━━━ Text block ━━━

# What does everyone think?



## neilr007 (Dec 19, 2011)

Two weeks ago my wife of ten years asked me for a divorce on our daughters third birthday.
She told me straight away that there is no chance of us getting back together and nothing I can do or say will change her mind.
She asked me to leave the house immediately - which I haven't.
She has stopped wearing her wedding ring.
Taken down all pictures of us together throughout the house.
Changed to her maiden name on Facebook.

Is she having / been having an affair?


----------



## I'mInLoveWithMyHubby (Nov 7, 2011)

It sounds very suspicious she is. 

I'm very sorry.
_Posted via Mobile Device_


----------



## WhyinSC (Dec 16, 2011)

You either were a very bad husband or she is having an affair. If she is having an affair it won't last... just sayin. Hang in there. Sorry this is happening to you. Same happened to me.


----------



## Shaggy (Jul 17, 2011)

Unless there is something more hot the story, it does sounds like there is someone else.

Does she guard her phone like a top secret device?

Does she go out on errands or shopping trips a lot alone, for hours?

Has she changed her dressing habits, lost weight, exercised....
_Posted via Mobile Device_


----------



## Set me FREE (Sep 5, 2011)

My 'BAD HUSBAND' example...

In my situation I stopped wearing my ring years before the eventual split...for me I was stuck in an abusive situation and it was one of the few ways to remind myself that I wanted out and not to give up on myself. 

I took down pictures of us happy together because it was a reminder of the mistake that I made and it showed us in 'show mode' and not our day to day reality.

━━━

** Written exercise 1 **
In the forum thread about the sudden divorce request, on what occasion did the wife ask for the divorce?
** Written exercise 2 **
Continue the forum thread about the sudden divorce request from the point where it stops.

━━━ Records supplied ━━━

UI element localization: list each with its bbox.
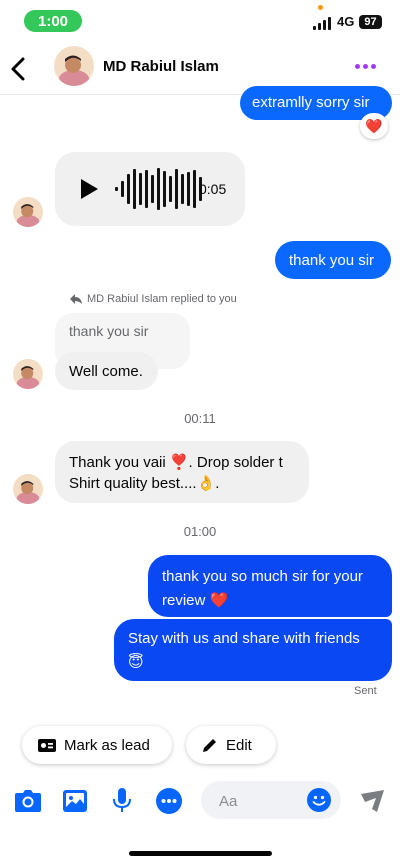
- avatar[interactable]: [54, 46, 94, 86]
- play-icon[interactable]: [79, 178, 99, 200]
- reply-icon: [70, 294, 82, 304]
- camera-icon[interactable]: [15, 788, 41, 814]
- more-apps-icon[interactable]: [156, 788, 182, 814]
- emoji-icon[interactable]: [307, 788, 331, 812]
- contact-name[interactable]: MD Rabiul Islam: [103, 58, 219, 75]
- timestamp: 01:00: [183, 524, 217, 539]
- back-icon[interactable]: [8, 56, 30, 82]
- reply-label: MD Rabiul Islam replied to you: [87, 293, 237, 305]
- network-type: 4G: [337, 14, 355, 29]
- message-composer[interactable]: [201, 781, 341, 821]
- id-card-icon: [38, 738, 56, 752]
- like-icon[interactable]: [359, 789, 385, 815]
- incoming-message[interactable]: Well come.: [55, 352, 158, 390]
- mark-as-lead-label: Mark as lead: [64, 736, 150, 754]
- reply-header: MD Rabiul Islam replied to you: [70, 293, 237, 305]
- edit-button[interactable]: Edit: [186, 726, 276, 764]
- status-time: 1:00: [24, 10, 82, 32]
- incoming-message[interactable]: Thank you vaii ❣️. Drop solder t Shirt q…: [55, 441, 309, 503]
- voice-duration: 0:05: [199, 181, 227, 197]
- avatar[interactable]: [13, 474, 43, 504]
- outgoing-message[interactable]: thank you sir: [275, 241, 391, 279]
- privacy-indicator-dot: [318, 5, 323, 10]
- waveform: [115, 168, 202, 210]
- heart-reaction-icon[interactable]: ❤️: [360, 113, 388, 139]
- edit-label: Edit: [226, 736, 252, 754]
- message-input[interactable]: [217, 781, 301, 821]
- more-options-icon[interactable]: [355, 58, 383, 74]
- outgoing-message[interactable]: Stay with us and share with friends 😇: [114, 619, 392, 681]
- avatar[interactable]: [13, 197, 43, 227]
- signal-icon: [313, 14, 331, 30]
- battery-icon: 97: [359, 15, 382, 29]
- pencil-icon: [203, 739, 216, 752]
- home-indicator: [129, 851, 272, 856]
- avatar[interactable]: [13, 359, 43, 389]
- outgoing-message[interactable]: thank you so much sir for your review ❤️: [148, 555, 392, 617]
- sent-status: Sent: [354, 685, 377, 697]
- gallery-icon[interactable]: [62, 788, 88, 814]
- timestamp: 00:11: [184, 411, 216, 426]
- microphone-icon[interactable]: [109, 788, 135, 814]
- mark-as-lead-button[interactable]: Mark as lead: [22, 726, 172, 764]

━━━

** Final result 1 **
On their daughter's third birthday.

** Final result 2 **
I unfriended him(and anyone from his circle) and changed to my maiden name on facebook after an especially brutal incident....for me it was symbolic and a cry for help to anyone paying attention(no one was, except for him BTW) and I really believed I was running sooner than I actually did, I was taking my name and my power back even though it took another 6 months to finally ask for the divorce and ask him to leave. And yes I did 'pay' for the 'Facebook stunt'.

I always guarded my phone and my computer because he would go snooping...and maybe he would see that I was researching domestic abuse, calling hotlines and talking to people outside of his approved 'list' of acceptable friends and relatives.

I'm not trying to imply that you are in anyway abusive. 

My example is a 'bad husband' example....and might help someone recognize that sudden name changes on facebook and missing wedding bands might be an invitation to ask what's wrong cause they are too embarrassed/afraid to ask for help.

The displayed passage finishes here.